→ **TASK ITEM**
The required result is each line of the entries below containing the string "this".

___ EXCERPTED RECORDS ___

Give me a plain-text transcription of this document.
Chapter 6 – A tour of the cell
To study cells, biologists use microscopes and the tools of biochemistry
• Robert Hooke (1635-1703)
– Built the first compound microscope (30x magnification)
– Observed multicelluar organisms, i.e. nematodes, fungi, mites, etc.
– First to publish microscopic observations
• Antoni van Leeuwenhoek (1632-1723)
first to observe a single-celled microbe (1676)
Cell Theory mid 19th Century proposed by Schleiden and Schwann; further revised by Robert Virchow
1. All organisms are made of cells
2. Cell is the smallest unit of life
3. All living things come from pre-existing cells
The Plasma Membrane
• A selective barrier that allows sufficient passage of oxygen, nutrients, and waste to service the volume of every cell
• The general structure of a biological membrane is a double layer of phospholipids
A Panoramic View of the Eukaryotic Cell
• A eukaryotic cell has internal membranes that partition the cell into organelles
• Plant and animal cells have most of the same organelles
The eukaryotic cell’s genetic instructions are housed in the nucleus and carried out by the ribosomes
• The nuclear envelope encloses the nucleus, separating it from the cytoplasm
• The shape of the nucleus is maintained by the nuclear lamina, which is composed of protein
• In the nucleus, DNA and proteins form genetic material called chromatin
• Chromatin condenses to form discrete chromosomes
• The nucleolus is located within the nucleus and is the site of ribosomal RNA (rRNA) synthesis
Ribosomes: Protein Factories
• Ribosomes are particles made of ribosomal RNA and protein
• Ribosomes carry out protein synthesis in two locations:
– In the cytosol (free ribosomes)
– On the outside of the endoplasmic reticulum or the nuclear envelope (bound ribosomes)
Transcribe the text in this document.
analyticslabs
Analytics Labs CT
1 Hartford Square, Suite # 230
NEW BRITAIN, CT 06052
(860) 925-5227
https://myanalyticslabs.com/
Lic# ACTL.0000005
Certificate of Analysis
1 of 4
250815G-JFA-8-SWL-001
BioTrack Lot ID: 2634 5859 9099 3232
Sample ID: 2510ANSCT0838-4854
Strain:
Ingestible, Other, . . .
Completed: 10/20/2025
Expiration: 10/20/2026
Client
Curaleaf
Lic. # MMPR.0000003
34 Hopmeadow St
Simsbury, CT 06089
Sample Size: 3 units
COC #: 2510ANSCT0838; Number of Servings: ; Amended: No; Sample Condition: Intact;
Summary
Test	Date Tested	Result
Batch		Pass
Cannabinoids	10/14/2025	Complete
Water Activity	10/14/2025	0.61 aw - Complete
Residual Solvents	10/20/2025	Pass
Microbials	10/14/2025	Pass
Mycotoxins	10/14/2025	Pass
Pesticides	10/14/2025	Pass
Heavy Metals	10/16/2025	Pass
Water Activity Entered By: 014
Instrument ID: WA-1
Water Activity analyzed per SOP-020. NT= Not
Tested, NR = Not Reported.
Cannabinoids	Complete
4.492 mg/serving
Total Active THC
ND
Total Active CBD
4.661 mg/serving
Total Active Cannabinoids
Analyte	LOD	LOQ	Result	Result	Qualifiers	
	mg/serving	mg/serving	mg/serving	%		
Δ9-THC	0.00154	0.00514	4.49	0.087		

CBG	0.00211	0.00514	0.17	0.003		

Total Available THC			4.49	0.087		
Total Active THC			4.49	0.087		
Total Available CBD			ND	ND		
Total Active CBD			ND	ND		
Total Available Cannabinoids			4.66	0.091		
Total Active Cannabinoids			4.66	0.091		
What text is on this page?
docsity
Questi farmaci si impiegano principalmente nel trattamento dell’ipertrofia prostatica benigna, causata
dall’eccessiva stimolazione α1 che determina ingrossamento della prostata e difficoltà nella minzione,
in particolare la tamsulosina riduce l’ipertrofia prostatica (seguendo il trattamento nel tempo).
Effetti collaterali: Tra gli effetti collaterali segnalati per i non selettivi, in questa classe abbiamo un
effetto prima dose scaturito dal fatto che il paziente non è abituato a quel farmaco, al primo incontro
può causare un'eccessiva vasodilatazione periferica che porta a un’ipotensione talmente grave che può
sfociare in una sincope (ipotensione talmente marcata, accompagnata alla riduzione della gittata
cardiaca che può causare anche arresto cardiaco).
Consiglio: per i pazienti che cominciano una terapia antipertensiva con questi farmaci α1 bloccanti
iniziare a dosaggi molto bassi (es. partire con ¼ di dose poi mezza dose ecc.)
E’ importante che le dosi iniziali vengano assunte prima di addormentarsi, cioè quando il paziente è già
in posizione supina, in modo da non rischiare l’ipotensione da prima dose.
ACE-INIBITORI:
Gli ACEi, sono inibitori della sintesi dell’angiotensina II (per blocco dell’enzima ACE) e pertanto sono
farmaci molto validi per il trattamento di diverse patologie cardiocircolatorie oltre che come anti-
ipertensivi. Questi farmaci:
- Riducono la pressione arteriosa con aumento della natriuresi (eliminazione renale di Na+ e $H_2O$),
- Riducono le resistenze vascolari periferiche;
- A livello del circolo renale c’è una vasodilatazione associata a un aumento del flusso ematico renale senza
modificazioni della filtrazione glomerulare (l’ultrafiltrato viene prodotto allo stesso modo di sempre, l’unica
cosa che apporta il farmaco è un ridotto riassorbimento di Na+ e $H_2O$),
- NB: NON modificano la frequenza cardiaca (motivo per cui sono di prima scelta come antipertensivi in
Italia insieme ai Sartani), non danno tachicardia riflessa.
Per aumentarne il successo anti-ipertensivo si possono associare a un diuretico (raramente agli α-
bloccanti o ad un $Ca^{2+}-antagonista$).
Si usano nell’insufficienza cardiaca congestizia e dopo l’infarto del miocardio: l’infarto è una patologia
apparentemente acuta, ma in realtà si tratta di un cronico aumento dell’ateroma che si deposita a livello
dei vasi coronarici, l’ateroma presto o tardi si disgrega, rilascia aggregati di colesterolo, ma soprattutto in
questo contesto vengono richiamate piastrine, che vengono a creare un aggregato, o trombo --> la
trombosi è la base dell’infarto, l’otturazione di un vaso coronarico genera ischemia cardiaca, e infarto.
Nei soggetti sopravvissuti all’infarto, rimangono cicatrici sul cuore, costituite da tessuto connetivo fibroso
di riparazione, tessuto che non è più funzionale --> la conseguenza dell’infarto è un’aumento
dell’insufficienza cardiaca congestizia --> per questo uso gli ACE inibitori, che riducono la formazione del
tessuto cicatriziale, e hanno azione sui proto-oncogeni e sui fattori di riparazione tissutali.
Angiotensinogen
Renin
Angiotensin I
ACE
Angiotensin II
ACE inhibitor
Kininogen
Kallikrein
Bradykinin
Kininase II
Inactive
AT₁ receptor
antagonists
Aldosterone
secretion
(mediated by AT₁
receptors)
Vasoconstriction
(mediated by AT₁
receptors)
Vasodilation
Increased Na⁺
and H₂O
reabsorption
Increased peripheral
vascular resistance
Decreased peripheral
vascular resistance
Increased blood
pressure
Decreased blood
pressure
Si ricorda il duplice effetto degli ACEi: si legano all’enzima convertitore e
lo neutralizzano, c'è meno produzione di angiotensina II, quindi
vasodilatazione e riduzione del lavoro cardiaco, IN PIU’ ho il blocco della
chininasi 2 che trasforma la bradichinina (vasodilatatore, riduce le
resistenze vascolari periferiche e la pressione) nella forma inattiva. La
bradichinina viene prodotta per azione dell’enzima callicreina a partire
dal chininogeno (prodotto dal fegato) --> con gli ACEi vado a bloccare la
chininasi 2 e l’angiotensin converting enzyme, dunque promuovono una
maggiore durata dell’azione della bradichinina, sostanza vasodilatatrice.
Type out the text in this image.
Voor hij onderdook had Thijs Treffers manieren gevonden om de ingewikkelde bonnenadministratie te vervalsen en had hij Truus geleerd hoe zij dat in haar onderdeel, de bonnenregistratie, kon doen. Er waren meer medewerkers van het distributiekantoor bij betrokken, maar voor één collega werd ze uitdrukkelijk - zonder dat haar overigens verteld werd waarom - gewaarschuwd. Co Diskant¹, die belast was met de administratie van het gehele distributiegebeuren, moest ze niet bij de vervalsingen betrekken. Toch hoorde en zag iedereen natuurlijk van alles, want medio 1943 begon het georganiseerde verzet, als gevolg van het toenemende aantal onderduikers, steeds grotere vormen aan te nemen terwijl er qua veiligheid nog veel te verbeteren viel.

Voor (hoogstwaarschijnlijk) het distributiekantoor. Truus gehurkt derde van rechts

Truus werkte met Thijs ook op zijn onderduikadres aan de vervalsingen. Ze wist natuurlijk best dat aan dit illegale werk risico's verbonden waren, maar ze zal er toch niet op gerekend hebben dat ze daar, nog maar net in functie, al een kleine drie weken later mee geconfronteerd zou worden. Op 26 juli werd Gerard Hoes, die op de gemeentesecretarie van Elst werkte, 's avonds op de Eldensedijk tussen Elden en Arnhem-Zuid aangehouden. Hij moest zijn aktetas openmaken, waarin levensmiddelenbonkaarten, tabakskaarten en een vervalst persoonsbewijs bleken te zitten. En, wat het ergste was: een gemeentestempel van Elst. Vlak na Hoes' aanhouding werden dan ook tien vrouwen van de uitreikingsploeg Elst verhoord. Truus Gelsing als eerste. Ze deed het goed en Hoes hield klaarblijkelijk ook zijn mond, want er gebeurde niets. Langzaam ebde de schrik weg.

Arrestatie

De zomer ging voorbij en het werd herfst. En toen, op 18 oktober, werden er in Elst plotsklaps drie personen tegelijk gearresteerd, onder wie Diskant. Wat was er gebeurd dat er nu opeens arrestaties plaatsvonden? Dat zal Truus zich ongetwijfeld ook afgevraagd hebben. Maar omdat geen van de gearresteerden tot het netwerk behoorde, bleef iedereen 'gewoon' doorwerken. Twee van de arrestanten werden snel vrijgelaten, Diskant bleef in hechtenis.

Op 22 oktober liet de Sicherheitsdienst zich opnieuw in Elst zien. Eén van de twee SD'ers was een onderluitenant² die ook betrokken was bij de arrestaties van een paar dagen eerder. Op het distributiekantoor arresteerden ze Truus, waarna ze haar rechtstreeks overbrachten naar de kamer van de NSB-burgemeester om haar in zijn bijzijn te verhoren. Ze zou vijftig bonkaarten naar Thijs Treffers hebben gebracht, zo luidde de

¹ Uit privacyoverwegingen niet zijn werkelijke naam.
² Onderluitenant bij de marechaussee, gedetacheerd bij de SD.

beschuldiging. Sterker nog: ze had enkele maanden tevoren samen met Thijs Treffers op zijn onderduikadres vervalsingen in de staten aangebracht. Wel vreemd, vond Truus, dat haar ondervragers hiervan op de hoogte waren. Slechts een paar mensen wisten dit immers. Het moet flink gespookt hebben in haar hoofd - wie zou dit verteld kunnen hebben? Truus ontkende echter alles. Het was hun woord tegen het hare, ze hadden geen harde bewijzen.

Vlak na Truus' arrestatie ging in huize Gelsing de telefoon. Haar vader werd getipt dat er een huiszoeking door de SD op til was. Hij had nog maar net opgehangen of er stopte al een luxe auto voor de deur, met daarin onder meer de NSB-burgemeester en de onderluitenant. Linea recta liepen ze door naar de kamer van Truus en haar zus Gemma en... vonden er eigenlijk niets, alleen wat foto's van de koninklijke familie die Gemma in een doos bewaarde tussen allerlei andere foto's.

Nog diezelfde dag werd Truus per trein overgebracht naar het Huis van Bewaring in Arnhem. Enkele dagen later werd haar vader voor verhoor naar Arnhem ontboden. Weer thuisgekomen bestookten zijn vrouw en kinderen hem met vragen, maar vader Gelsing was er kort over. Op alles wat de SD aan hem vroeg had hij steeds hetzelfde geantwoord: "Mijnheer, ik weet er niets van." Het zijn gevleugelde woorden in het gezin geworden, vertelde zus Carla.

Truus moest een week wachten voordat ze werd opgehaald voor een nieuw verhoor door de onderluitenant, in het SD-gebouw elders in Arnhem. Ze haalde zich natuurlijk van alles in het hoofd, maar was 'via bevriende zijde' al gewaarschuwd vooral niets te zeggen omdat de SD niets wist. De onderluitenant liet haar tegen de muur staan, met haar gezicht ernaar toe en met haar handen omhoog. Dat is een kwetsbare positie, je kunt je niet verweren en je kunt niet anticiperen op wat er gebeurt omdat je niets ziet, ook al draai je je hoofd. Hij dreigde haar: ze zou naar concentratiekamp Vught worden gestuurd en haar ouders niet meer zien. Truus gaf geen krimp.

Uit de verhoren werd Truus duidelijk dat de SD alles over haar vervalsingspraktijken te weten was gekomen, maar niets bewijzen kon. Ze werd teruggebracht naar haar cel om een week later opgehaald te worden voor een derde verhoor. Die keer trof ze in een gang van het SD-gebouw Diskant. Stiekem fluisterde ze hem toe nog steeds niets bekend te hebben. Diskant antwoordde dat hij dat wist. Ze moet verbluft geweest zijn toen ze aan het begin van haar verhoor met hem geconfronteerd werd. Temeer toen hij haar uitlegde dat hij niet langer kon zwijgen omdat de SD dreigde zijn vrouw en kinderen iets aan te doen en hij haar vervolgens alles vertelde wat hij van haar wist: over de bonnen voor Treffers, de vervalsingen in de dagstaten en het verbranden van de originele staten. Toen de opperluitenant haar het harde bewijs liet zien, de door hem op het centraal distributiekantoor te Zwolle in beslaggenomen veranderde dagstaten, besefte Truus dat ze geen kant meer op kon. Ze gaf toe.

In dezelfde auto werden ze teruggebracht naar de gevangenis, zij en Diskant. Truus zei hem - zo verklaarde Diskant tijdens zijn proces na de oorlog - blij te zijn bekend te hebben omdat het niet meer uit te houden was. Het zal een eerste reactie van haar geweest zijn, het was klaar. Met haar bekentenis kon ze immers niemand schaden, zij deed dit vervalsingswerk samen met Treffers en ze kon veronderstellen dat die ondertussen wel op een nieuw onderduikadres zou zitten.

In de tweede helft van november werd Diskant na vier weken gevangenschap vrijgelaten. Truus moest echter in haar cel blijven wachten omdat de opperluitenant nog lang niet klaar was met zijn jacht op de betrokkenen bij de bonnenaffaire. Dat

___

→ **SOLUTION TO THE PROBLEM**
Give me a plain-text transcription of this document.
Transcribe the text in this document.
What text is on this page?
Type out the text in this image.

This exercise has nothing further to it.